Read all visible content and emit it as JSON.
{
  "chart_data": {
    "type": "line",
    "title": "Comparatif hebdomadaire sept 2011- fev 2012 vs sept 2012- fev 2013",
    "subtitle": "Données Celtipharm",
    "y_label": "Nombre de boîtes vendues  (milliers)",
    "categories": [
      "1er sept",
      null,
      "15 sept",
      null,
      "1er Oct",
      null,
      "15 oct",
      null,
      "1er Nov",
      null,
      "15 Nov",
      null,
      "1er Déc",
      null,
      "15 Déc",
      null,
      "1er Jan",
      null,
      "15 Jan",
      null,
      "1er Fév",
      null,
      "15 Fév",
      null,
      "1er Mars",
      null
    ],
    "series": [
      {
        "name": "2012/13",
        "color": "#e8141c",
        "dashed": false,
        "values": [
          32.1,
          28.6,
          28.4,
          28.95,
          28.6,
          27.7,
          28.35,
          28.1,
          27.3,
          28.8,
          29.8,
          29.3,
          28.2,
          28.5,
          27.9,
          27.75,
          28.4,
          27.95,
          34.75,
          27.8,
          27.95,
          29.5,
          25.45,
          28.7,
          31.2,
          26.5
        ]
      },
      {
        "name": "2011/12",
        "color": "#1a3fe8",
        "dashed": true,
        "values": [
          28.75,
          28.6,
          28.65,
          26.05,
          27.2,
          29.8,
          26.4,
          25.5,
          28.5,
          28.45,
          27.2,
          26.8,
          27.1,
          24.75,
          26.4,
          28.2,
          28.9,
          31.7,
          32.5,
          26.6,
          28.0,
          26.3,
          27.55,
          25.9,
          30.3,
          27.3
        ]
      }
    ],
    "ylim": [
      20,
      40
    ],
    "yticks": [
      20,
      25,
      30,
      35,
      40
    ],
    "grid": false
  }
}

====================

Pull out and copy each line containing the string "sept".

    "title": "Comparatif hebdomadaire sept 2011- fev 2012 vs sept 2012- fev 2013",
      "1er sept",
      "15 sept",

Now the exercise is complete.